------ Data supplied ------

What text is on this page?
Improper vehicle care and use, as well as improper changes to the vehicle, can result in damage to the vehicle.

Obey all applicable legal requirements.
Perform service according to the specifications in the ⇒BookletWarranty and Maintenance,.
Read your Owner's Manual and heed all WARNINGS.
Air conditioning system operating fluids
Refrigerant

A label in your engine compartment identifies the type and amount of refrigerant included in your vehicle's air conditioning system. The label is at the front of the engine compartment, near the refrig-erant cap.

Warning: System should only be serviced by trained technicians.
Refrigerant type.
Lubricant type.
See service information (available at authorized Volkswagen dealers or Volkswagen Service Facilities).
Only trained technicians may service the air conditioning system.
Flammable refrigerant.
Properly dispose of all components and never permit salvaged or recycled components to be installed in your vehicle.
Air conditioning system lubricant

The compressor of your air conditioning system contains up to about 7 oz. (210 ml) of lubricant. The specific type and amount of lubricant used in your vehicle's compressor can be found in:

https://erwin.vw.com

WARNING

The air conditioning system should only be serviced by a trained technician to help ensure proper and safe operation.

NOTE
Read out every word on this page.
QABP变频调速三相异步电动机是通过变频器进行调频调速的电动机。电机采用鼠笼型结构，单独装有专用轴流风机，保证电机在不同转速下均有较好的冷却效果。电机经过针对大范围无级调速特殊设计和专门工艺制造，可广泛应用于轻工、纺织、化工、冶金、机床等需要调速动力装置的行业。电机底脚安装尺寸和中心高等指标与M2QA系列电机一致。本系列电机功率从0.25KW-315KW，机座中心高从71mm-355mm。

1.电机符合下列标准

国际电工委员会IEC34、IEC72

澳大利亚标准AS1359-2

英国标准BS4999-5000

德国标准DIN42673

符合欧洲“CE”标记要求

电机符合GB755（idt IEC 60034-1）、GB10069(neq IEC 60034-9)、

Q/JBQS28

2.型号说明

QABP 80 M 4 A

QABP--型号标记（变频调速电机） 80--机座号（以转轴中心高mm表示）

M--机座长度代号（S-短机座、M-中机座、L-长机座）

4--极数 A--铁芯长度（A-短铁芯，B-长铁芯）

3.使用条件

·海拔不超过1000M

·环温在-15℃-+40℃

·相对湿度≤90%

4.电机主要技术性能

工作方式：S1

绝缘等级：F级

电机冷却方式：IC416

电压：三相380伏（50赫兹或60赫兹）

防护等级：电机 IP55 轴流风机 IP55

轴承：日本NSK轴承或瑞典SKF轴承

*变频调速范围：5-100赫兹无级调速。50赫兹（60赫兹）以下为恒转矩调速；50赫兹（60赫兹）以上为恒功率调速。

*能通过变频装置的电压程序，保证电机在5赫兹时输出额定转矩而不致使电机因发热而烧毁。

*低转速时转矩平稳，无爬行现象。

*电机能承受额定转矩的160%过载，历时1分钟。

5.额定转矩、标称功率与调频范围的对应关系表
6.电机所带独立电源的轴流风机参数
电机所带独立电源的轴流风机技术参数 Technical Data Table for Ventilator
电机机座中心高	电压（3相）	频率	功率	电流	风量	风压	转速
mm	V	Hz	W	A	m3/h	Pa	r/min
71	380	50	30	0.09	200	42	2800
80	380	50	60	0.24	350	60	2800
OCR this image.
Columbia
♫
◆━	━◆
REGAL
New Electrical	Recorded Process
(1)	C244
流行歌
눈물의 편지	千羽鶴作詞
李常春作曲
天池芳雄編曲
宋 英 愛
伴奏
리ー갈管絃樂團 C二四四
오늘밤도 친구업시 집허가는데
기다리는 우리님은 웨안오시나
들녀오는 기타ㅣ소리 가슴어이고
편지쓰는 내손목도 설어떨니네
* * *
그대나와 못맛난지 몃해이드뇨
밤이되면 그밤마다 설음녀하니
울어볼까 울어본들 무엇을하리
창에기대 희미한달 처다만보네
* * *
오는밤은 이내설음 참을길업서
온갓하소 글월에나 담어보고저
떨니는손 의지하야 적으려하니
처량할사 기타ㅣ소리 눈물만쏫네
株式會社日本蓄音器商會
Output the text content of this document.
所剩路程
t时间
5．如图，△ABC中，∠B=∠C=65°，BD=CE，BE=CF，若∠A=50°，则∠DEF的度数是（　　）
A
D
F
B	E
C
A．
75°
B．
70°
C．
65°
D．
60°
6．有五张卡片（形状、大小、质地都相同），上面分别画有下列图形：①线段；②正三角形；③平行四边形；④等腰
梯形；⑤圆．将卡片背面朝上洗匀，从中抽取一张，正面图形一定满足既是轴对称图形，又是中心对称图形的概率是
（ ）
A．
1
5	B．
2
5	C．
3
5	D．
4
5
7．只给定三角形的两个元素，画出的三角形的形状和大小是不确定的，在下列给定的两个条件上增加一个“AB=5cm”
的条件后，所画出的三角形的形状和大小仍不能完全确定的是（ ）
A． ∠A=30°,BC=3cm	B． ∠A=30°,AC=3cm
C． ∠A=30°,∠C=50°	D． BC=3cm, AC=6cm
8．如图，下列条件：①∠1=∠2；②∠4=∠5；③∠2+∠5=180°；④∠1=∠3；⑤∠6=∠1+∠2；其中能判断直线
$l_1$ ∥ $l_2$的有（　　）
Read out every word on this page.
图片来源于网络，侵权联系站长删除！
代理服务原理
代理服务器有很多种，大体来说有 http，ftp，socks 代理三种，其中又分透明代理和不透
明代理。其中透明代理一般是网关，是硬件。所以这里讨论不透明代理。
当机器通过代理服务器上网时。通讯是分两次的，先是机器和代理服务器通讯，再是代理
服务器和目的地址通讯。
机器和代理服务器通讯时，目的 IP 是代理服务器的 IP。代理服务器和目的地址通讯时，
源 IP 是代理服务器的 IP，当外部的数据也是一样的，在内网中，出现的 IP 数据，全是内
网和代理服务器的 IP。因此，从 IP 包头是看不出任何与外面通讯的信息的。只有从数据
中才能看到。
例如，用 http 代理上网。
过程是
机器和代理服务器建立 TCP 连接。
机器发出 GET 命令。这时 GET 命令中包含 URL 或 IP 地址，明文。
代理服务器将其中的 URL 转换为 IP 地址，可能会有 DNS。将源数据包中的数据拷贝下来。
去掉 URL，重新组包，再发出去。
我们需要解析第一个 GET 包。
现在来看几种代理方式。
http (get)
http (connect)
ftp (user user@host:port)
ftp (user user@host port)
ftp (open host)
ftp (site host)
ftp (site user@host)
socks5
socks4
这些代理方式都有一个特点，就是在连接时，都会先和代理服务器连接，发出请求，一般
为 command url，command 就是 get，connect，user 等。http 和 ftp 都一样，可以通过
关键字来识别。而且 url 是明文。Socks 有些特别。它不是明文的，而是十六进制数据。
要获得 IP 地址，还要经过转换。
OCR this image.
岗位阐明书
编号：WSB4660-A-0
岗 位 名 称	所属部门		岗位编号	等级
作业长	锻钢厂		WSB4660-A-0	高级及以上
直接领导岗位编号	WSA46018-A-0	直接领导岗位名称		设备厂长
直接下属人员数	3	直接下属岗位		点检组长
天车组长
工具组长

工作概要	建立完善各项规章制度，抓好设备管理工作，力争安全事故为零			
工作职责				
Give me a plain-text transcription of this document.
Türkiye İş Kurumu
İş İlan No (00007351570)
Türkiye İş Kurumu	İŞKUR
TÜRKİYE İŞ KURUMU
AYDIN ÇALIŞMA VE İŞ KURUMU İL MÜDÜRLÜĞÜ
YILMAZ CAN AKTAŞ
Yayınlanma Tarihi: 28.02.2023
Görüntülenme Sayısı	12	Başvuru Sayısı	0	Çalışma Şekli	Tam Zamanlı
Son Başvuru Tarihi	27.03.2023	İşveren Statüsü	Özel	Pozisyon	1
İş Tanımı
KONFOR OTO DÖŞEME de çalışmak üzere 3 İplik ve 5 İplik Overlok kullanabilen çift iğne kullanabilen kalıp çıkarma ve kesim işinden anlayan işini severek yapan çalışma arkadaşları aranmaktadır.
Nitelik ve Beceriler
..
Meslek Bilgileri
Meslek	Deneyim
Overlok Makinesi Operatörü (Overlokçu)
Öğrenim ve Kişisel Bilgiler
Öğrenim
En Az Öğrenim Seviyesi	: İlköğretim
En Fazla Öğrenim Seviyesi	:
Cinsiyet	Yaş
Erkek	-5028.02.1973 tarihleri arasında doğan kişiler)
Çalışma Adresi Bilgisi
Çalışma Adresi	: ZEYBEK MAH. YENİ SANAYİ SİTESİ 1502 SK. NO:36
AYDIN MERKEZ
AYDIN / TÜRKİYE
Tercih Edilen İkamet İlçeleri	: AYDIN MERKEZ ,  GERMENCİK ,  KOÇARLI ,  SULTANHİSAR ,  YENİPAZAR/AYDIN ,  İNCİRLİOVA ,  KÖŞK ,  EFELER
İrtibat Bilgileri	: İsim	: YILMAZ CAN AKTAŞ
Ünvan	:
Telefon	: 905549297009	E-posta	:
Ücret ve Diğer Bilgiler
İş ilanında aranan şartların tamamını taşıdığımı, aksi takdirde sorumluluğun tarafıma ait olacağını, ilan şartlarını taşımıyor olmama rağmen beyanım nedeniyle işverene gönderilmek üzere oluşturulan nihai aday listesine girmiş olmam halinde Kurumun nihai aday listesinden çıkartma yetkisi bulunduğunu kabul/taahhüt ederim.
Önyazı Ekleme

------

Exercise requirements: Locate all lines holding the word "amount", then copy them out.

The output:
A label in your engine compartment identifies the type and amount of refrigerant included in your vehicle's air conditioning system. The label is at the front of the engine compartment, near the refrig-erant cap.
The compressor of your air conditioning system contains up to about 7 oz. (210 ml) of lubricant. The specific type and amount of lubricant used in your vehicle's compressor can be found in:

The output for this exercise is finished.